(Dataset records)
┌──

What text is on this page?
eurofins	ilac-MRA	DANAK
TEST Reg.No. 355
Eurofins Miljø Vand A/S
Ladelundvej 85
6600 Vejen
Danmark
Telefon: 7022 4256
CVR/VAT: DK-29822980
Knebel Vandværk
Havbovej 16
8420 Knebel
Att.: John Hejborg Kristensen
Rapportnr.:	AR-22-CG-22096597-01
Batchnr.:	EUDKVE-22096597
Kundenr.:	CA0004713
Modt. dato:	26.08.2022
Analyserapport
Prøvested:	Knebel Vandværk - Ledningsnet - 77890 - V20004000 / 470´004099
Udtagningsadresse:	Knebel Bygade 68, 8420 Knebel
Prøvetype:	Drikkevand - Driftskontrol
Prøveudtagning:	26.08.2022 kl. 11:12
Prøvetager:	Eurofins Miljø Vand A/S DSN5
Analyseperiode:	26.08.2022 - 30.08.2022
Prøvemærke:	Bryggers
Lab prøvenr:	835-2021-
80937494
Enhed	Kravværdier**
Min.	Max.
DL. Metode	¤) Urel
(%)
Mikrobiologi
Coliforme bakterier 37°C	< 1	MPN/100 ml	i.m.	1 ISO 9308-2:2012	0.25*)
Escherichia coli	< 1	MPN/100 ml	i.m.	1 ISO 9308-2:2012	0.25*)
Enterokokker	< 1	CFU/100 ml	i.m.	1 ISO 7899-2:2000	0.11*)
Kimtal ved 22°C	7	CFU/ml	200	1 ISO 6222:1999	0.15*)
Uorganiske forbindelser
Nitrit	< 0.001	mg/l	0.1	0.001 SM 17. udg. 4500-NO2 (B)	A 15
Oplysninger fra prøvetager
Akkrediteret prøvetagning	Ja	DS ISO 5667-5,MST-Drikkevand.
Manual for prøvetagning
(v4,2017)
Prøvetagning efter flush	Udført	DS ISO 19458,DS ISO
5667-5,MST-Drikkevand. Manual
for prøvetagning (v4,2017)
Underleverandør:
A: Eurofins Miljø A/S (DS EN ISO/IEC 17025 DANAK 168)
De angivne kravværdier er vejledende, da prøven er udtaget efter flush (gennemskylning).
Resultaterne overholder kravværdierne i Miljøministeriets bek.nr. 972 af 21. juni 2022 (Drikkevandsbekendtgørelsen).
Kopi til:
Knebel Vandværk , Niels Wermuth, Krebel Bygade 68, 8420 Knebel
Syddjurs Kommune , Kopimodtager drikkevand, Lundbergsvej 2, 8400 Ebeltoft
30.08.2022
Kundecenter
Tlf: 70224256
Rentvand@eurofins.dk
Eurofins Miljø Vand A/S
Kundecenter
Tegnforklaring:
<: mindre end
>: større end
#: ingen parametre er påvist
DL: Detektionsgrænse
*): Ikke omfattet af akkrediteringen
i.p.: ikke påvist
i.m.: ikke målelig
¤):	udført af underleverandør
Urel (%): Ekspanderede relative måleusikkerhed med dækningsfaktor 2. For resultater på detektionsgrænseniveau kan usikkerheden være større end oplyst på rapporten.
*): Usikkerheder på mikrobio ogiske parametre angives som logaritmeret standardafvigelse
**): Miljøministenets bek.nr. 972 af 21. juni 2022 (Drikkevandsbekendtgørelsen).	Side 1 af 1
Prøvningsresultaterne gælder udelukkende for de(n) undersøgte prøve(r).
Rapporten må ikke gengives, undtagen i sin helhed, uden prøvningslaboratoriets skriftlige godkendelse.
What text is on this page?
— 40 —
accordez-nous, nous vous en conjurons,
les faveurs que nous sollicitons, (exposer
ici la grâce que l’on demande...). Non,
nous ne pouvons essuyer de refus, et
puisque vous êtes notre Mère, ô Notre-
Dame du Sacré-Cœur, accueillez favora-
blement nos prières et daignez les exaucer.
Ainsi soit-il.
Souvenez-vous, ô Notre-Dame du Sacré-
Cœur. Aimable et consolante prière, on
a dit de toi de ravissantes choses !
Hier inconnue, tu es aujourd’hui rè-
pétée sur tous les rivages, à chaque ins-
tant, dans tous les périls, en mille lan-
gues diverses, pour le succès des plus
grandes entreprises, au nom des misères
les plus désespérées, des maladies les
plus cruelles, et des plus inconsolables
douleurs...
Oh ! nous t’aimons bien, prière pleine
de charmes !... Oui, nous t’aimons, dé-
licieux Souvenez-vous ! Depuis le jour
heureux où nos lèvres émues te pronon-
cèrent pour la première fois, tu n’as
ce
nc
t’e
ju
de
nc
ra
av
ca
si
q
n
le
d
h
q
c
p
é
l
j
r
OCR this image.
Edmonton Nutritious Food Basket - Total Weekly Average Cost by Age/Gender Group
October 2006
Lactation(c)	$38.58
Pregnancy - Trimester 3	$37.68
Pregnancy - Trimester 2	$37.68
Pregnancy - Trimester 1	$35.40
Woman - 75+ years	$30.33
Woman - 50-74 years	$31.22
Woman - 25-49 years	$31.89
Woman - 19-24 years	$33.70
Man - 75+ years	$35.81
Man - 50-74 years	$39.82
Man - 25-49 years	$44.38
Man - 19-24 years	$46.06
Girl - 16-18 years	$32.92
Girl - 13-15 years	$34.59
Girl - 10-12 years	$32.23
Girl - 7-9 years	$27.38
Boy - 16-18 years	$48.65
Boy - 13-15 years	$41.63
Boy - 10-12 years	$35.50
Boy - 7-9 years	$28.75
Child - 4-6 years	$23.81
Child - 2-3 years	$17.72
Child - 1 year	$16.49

└──

Work to be completed →
Only the number is wanted: how many lines in the preceding entries hold the string "pour"?

Complete output →
2